• _Required tasks_:
1. List the top-level headings in the unfinished outline in the HDFS upload article.
2. Copy the entries starting at the first line and ending at the line that contains "keyboard-icon[interactable]: ⌨ bbox=[1126, 692, 1142, 705]", including both of those lines.

Streaming File Uploads to HDFS

I couldn’t find a good source for this information in one place, that’s a dead giveaway that I should be writing an article.

Some meta discussion, it looks like I’ve been away a while and that’s because I’ve been working on a organizing my cookbook. I used to just post recipes here (in the ‘before times’) but I’ve found that I hate using a digital device when I need to reference a recipe in the heat of the moment. This leads me to the desire for print media and I have been working a long time on my Markdown processing pipeline, so that’s a natural fit. I’ll post the results here and probably put the book and contribution scripts in a dedicated repo in the future.

Caveats

Unfortunately, this article might be incomplete. I saved it as a draft in Hugo for a long time. I was waiting to publish it because I was still working for the company that paid me to write this solution. Fortunately, that company does not exist anymore. I think the information contained here is useful enough to publish even in its disjointed state.

Here’s the portions of the outline that I wrote down but did not complete. I’m not sure I would have had lots to say about them, but I felt that they were important at the time, so I should include them in caveats.

  • Frontend
    • Redux actions?
  • Backend
    • Streams
    • HDFS client library
    • Bare PUT requests and why that didn’t work
  • Transport
    • nginx Body Size
    • Kubernetes Annotations
  • Applications
    • Maybe talk about the spark inference process?

Background

So you have a web app. It’s made with React (though that doesn’t matter) and Express (this matters very much). You also have access to HDFS and that resource has WebHDFS turned on. That’s great! So you try to upload a file. Being a developer, you use the smallest possible thing that can technically be called a file. Eventually you get that working, maybe using body-parser to serialize that data? Maybe appending it to FormData? Cool, that works. Now let’s try the file your boss is actually interested in. 1.5M rows, 192MiB. That sounds fine right? You download crap all day. This is where our story begins.

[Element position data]
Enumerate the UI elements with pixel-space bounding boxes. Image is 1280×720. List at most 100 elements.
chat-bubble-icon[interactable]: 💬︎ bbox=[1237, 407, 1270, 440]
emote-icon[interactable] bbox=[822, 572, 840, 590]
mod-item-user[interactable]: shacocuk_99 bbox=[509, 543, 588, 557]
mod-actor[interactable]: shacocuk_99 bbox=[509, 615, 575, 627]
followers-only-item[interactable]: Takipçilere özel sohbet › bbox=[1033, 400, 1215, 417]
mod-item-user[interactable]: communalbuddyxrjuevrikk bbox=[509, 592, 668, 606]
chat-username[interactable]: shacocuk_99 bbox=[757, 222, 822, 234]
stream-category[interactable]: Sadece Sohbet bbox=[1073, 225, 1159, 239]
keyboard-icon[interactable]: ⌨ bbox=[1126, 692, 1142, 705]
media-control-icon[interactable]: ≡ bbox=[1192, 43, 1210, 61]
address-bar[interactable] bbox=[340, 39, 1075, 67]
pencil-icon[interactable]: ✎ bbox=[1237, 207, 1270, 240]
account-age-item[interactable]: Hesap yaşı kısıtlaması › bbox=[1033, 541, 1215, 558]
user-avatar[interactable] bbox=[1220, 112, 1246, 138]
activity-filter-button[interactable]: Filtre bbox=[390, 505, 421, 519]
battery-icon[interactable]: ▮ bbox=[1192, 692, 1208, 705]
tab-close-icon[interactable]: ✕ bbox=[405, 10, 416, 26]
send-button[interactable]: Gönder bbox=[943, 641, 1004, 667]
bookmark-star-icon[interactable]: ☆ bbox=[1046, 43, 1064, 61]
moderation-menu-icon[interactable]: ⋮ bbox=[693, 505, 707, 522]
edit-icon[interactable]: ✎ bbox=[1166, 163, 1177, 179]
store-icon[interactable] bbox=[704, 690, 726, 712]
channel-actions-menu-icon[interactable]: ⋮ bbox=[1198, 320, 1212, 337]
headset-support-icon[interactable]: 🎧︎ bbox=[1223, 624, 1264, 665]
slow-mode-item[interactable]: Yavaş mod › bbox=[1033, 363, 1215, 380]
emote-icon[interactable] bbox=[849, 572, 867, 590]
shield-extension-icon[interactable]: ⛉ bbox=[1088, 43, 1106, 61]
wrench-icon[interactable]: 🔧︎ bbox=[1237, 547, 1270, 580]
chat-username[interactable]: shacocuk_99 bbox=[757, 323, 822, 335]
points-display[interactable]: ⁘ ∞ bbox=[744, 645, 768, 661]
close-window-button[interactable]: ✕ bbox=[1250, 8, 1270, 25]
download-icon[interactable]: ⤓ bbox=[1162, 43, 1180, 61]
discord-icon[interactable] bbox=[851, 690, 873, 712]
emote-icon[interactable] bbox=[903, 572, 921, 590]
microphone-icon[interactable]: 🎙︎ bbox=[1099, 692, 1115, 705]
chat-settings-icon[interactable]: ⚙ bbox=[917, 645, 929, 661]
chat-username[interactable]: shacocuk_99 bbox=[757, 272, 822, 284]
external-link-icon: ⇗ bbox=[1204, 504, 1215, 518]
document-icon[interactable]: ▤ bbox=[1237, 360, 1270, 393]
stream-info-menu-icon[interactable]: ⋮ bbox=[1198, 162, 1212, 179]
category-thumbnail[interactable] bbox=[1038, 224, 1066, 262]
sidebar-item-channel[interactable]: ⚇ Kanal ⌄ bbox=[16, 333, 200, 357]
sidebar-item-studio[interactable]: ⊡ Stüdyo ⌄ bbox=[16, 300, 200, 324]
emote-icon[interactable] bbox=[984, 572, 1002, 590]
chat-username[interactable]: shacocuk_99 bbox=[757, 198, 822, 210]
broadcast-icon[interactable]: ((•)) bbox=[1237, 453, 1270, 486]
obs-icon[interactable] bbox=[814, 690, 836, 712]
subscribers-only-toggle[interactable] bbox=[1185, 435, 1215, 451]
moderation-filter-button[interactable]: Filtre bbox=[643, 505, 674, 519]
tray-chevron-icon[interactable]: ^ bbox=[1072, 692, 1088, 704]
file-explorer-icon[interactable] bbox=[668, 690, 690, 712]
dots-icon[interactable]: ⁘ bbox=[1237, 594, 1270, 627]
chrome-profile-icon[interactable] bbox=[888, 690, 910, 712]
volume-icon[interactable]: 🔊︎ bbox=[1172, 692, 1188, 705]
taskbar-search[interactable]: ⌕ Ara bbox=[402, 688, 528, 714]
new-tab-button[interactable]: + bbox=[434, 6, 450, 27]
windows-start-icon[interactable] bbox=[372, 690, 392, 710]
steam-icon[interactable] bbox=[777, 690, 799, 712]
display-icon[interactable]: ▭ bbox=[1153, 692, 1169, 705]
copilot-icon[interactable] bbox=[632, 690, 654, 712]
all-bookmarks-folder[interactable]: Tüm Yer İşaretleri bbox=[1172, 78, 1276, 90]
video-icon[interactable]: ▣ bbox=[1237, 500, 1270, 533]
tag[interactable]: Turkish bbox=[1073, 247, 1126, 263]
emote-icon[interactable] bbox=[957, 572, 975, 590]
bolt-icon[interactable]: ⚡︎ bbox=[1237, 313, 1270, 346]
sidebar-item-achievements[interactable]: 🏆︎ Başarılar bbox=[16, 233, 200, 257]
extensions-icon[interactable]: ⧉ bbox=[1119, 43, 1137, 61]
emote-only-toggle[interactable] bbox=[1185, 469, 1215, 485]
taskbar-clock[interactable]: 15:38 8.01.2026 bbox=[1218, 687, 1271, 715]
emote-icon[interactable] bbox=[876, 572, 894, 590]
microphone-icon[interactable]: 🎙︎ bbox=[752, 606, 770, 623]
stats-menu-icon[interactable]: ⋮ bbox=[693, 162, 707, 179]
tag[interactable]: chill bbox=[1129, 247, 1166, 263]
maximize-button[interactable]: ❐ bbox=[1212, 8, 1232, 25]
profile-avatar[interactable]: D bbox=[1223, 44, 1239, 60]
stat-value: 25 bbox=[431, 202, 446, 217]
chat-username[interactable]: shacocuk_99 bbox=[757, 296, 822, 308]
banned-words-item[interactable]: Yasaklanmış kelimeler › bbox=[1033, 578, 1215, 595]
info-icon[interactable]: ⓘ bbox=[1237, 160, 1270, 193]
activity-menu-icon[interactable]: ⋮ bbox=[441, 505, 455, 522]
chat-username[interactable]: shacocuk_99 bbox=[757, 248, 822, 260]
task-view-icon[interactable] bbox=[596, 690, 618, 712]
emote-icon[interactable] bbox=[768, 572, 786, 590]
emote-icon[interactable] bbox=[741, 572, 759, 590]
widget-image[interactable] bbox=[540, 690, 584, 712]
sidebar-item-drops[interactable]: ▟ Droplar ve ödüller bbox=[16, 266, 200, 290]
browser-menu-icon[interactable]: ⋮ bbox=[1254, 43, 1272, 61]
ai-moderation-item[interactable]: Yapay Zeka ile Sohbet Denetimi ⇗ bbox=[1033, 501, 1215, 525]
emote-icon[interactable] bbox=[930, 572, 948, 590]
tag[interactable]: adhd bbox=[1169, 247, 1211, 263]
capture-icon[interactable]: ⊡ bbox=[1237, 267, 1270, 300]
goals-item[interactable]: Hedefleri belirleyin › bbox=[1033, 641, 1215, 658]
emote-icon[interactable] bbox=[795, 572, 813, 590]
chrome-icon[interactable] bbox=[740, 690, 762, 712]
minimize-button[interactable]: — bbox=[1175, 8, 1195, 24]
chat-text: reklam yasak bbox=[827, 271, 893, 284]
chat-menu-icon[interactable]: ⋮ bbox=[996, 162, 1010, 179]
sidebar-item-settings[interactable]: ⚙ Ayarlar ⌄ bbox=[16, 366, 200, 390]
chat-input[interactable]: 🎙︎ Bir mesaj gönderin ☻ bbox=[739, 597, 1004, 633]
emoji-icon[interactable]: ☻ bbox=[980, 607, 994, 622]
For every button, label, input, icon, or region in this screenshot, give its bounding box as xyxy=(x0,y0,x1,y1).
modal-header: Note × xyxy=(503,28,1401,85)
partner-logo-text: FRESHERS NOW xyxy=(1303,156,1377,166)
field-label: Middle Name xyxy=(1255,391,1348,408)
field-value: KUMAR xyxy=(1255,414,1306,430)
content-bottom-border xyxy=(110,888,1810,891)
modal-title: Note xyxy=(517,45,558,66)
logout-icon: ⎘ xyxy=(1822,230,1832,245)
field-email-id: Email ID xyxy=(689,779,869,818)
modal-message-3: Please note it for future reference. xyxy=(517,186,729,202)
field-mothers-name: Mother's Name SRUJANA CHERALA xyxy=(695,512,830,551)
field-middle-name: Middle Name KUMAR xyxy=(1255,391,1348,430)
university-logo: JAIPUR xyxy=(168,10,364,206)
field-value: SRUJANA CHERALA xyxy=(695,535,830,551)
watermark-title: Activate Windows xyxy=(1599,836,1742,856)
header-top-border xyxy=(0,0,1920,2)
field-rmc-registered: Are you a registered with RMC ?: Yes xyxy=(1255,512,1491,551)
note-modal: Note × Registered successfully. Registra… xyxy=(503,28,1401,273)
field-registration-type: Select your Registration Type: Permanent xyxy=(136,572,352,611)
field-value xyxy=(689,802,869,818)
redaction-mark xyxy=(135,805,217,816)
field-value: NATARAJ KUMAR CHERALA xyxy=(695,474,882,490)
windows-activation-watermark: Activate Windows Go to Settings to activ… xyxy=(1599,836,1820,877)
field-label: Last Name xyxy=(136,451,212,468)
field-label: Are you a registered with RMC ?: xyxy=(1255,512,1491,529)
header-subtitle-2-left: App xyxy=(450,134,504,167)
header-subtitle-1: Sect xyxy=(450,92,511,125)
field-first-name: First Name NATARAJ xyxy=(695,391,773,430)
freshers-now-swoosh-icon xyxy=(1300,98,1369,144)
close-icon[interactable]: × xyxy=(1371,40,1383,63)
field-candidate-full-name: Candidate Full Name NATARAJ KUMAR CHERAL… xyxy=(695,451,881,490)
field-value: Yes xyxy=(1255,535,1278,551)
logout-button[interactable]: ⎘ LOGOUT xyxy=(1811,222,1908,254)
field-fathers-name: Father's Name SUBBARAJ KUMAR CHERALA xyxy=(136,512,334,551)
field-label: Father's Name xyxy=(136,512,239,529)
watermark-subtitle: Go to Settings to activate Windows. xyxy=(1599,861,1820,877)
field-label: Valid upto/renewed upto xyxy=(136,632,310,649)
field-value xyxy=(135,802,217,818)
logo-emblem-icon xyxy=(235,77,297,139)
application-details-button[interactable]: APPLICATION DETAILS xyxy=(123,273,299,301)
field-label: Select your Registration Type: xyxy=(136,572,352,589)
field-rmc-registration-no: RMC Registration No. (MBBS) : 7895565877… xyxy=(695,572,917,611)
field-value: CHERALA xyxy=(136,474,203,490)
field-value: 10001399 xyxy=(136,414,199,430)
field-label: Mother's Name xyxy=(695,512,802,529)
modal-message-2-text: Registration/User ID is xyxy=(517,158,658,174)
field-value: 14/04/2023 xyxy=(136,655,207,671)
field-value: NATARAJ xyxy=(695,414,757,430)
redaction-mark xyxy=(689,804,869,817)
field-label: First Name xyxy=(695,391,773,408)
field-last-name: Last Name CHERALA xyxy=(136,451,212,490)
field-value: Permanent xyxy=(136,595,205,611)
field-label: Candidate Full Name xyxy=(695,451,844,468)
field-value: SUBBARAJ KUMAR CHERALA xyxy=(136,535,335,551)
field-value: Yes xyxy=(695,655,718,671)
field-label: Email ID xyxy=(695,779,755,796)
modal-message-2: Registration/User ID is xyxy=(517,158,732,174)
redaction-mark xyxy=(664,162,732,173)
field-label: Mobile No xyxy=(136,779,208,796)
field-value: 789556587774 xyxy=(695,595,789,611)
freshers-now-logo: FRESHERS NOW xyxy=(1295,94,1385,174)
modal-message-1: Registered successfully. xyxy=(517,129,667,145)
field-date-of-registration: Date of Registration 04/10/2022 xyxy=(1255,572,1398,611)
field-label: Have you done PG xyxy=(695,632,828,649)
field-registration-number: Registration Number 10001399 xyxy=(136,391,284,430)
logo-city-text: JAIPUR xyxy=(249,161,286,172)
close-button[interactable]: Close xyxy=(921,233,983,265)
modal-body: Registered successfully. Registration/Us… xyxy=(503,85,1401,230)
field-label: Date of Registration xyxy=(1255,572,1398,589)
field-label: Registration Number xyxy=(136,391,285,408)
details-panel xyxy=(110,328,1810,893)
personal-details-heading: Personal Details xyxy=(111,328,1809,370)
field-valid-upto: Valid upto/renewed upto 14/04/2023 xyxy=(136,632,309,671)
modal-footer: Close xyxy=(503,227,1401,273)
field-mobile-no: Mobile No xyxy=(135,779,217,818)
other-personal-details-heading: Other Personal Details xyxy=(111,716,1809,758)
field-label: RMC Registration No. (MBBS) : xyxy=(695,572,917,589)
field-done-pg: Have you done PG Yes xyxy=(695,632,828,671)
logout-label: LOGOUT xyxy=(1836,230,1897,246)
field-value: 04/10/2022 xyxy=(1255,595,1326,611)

• _Answers for this exercise_:
1. Frontend, Backend, Transport, Applications

2.
Enumerate the UI elements with pixel-space bounding boxes. Image is 1280×720. List at most 100 elements.
chat-bubble-icon[interactable]: 💬︎ bbox=[1237, 407, 1270, 440]
emote-icon[interactable] bbox=[822, 572, 840, 590]
mod-item-user[interactable]: shacocuk_99 bbox=[509, 543, 588, 557]
mod-actor[interactable]: shacocuk_99 bbox=[509, 615, 575, 627]
followers-only-item[interactable]: Takipçilere özel sohbet › bbox=[1033, 400, 1215, 417]
mod-item-user[interactable]: communalbuddyxrjuevrikk bbox=[509, 592, 668, 606]
chat-username[interactable]: shacocuk_99 bbox=[757, 222, 822, 234]
stream-category[interactable]: Sadece Sohbet bbox=[1073, 225, 1159, 239]
keyboard-icon[interactable]: ⌨ bbox=[1126, 692, 1142, 705]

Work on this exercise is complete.